=== Data in this exercise ===
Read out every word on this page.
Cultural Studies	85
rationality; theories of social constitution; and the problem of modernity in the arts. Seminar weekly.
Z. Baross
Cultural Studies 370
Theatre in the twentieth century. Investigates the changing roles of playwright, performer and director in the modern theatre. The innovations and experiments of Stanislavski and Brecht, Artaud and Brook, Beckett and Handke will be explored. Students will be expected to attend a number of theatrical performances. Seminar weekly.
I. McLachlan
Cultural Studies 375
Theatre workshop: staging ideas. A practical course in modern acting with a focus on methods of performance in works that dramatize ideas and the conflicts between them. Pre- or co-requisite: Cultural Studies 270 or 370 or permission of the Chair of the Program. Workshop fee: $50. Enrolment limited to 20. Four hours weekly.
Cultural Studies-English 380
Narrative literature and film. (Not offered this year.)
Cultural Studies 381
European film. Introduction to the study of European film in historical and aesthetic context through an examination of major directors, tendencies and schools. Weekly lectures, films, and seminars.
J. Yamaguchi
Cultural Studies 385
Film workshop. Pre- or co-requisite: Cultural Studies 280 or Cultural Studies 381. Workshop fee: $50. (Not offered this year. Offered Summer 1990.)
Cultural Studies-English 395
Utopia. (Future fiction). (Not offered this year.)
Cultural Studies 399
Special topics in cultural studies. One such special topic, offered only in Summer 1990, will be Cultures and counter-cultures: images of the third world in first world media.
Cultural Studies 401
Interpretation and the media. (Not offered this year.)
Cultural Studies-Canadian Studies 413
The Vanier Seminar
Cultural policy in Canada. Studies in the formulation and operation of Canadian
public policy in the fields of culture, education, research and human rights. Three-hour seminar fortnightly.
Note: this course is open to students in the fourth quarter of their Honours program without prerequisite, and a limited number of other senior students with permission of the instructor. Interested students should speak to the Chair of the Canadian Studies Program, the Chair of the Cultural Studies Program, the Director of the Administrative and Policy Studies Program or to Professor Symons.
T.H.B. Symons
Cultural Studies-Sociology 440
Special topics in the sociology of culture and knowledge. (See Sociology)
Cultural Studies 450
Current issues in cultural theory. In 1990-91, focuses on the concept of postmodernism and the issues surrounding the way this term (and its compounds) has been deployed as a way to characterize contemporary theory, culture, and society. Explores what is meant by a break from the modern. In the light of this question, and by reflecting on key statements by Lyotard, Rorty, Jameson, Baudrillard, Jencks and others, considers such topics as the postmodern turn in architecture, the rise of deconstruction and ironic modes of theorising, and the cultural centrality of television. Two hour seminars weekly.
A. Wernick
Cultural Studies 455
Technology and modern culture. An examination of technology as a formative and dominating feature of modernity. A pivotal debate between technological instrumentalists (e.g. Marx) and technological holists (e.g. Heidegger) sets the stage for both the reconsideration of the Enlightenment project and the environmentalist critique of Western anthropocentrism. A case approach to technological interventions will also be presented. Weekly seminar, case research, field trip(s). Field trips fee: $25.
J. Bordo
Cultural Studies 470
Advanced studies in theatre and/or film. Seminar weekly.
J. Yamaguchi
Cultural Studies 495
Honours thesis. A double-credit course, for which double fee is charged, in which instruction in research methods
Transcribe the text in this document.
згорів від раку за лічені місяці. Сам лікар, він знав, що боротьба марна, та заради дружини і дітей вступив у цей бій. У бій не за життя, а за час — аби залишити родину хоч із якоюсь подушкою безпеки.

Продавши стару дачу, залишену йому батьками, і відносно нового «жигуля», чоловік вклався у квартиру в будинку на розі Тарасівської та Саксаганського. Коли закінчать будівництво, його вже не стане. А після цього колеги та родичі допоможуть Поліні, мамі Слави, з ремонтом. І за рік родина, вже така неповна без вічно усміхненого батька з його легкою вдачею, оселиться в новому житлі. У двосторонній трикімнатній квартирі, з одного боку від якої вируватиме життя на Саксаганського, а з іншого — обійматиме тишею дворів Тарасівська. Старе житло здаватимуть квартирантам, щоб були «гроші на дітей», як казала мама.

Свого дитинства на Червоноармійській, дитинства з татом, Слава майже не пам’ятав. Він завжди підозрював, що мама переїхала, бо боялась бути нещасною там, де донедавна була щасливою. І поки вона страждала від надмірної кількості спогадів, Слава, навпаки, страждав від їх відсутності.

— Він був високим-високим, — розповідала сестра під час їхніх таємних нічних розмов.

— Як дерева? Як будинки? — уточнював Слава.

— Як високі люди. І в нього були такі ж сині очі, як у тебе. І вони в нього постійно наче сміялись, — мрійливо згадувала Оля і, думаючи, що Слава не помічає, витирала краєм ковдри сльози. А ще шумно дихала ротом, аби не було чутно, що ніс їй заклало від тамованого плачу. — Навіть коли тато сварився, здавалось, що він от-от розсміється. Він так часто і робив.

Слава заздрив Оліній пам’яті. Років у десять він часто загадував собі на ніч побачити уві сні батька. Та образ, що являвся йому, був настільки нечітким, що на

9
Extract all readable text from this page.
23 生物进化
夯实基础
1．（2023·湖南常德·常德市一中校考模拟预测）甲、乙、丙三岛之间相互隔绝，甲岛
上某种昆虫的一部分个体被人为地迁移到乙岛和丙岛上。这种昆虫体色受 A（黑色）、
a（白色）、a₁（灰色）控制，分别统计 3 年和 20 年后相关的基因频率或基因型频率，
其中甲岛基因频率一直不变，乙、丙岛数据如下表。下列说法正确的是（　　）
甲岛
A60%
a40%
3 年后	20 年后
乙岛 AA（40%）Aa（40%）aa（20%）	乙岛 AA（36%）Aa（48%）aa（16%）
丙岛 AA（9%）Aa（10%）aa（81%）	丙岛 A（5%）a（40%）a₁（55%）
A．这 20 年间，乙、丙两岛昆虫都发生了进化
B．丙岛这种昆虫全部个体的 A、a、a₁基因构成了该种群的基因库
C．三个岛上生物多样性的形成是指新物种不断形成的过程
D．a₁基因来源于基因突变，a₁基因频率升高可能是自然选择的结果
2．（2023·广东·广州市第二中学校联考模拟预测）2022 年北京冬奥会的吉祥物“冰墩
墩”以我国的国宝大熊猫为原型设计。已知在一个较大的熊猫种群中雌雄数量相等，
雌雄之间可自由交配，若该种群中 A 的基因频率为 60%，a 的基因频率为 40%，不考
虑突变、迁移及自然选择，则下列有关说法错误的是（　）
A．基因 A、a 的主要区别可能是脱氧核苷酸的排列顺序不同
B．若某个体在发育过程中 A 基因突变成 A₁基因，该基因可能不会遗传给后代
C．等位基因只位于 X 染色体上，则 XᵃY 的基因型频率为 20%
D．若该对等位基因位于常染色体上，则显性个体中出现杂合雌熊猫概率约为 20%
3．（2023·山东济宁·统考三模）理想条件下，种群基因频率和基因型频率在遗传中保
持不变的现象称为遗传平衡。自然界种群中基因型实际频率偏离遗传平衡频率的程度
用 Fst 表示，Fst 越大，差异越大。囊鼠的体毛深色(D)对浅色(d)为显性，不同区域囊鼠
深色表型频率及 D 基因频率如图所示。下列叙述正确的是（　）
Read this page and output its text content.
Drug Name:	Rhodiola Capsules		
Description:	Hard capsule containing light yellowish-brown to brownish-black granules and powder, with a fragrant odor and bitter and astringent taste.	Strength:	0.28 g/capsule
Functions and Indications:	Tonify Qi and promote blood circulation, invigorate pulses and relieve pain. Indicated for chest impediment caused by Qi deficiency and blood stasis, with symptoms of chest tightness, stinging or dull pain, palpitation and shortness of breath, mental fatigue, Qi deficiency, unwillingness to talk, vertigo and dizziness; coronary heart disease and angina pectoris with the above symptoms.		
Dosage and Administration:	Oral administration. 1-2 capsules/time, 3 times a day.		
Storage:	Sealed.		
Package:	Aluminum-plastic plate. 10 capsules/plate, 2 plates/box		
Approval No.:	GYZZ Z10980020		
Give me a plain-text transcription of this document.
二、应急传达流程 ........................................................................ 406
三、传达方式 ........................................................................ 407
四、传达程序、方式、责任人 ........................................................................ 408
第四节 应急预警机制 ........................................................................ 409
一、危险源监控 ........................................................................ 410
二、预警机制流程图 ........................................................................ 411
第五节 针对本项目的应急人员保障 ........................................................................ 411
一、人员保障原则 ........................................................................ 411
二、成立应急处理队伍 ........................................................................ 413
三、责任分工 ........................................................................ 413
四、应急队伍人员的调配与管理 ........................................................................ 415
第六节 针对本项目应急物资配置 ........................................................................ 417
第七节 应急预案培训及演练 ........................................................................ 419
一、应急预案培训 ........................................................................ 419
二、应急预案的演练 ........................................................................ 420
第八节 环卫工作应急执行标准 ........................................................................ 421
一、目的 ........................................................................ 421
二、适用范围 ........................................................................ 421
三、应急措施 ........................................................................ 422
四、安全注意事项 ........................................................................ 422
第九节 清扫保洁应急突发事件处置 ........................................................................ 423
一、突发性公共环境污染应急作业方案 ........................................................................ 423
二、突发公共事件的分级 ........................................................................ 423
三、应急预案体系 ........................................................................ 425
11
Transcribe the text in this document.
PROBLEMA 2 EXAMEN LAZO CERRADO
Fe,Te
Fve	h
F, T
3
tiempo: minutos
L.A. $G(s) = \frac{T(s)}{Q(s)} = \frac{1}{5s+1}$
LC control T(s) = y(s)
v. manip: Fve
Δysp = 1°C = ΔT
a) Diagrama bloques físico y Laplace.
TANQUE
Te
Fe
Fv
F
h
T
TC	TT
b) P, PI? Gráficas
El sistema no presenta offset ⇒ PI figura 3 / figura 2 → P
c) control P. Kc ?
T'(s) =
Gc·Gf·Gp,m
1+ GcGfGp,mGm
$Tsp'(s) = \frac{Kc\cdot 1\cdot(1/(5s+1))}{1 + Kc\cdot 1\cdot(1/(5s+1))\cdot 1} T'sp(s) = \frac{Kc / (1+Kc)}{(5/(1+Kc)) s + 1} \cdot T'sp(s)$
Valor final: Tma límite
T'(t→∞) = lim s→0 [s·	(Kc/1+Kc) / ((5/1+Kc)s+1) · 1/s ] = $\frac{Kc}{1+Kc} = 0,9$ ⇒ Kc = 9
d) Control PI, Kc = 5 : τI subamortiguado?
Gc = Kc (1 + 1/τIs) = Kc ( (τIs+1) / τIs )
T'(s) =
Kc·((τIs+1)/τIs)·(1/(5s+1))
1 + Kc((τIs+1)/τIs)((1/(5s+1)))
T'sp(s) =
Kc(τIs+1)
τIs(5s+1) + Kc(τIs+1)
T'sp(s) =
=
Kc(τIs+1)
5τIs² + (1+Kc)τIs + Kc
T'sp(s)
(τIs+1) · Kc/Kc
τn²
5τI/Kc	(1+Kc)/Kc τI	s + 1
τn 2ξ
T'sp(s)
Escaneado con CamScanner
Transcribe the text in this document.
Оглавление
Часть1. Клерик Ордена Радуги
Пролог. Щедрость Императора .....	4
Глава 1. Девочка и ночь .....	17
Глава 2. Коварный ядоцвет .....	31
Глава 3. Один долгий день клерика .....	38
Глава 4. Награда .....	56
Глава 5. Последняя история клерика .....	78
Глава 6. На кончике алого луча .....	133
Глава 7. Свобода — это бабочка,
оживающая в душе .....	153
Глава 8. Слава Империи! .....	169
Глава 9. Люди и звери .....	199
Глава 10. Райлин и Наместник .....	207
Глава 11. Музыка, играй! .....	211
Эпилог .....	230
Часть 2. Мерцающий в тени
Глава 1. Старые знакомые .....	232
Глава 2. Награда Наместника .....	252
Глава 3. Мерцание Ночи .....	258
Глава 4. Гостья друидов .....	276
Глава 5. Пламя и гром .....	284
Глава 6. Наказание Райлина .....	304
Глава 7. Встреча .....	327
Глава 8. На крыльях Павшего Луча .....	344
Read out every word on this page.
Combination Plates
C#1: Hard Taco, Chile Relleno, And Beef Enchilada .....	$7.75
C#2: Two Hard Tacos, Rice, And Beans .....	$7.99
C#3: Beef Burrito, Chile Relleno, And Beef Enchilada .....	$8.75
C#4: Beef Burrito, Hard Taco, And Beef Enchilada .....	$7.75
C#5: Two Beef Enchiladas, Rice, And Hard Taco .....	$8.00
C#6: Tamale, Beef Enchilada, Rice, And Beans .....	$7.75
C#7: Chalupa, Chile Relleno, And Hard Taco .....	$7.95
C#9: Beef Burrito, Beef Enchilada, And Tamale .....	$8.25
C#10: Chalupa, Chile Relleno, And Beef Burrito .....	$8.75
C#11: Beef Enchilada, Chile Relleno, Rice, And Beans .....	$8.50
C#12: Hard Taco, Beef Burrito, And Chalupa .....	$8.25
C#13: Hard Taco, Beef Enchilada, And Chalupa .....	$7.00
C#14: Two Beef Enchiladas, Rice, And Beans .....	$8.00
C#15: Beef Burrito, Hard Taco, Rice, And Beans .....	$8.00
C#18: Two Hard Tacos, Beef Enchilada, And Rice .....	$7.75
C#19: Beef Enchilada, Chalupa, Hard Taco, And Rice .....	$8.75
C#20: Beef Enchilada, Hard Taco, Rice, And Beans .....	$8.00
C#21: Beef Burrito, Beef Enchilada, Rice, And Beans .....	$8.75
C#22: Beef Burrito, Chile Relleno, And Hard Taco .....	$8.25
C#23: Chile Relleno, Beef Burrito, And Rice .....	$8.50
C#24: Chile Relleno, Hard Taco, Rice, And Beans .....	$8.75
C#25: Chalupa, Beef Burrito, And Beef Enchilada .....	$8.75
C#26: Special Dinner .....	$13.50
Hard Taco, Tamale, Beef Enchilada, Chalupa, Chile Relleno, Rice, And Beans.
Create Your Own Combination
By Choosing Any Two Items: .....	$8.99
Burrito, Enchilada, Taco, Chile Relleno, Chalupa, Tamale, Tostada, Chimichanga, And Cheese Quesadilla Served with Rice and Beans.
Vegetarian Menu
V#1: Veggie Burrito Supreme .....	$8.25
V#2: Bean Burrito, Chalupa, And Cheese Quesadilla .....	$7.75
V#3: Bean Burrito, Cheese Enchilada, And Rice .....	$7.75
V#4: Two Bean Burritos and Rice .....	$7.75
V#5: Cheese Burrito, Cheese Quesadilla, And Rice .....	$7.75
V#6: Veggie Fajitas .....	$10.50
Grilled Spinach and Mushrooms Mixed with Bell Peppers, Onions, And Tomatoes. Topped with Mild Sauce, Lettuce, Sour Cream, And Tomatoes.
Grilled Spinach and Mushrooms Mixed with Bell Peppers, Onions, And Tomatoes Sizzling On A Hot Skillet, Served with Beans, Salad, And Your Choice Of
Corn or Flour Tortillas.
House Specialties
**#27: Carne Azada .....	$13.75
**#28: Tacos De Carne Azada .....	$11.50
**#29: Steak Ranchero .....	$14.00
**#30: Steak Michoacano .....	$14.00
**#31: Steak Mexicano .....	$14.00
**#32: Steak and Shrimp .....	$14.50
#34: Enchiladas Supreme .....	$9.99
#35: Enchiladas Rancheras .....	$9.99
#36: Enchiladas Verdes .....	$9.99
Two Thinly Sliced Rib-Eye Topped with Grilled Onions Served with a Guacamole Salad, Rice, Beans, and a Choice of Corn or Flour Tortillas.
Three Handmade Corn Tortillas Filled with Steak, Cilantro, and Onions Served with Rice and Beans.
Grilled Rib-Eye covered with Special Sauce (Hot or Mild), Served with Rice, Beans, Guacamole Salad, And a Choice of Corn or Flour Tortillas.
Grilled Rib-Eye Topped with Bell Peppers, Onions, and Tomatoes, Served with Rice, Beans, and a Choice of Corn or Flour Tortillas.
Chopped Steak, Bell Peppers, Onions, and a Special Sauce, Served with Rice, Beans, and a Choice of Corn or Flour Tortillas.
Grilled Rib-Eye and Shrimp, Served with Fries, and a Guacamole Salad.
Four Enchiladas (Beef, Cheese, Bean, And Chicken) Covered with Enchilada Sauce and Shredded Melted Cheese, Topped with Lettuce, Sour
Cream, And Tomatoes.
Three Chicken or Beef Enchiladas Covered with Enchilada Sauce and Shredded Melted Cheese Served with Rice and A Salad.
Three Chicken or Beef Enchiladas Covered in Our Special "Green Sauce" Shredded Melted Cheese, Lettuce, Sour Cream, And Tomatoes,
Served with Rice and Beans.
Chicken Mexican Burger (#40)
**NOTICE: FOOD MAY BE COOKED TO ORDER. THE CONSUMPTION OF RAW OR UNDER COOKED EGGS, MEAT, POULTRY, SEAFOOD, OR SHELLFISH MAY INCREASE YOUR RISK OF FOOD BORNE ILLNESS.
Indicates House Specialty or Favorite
===
Short exercise:
Gather each line of the listing containing the word "Tortillas" and show it.

Complete response:
Corn or Flour Tortillas.
Two Thinly Sliced Rib-Eye Topped with Grilled Onions Served with a Guacamole Salad, Rice, Beans, and a Choice of Corn or Flour Tortillas.
Three Handmade Corn Tortillas Filled with Steak, Cilantro, and Onions Served with Rice and Beans.
Grilled Rib-Eye covered with Special Sauce (Hot or Mild), Served with Rice, Beans, Guacamole Salad, And a Choice of Corn or Flour Tortillas.
Grilled Rib-Eye Topped with Bell Peppers, Onions, and Tomatoes, Served with Rice, Beans, and a Choice of Corn or Flour Tortillas.
Chopped Steak, Bell Peppers, Onions, and a Special Sauce, Served with Rice, Beans, and a Choice of Corn or Flour Tortillas.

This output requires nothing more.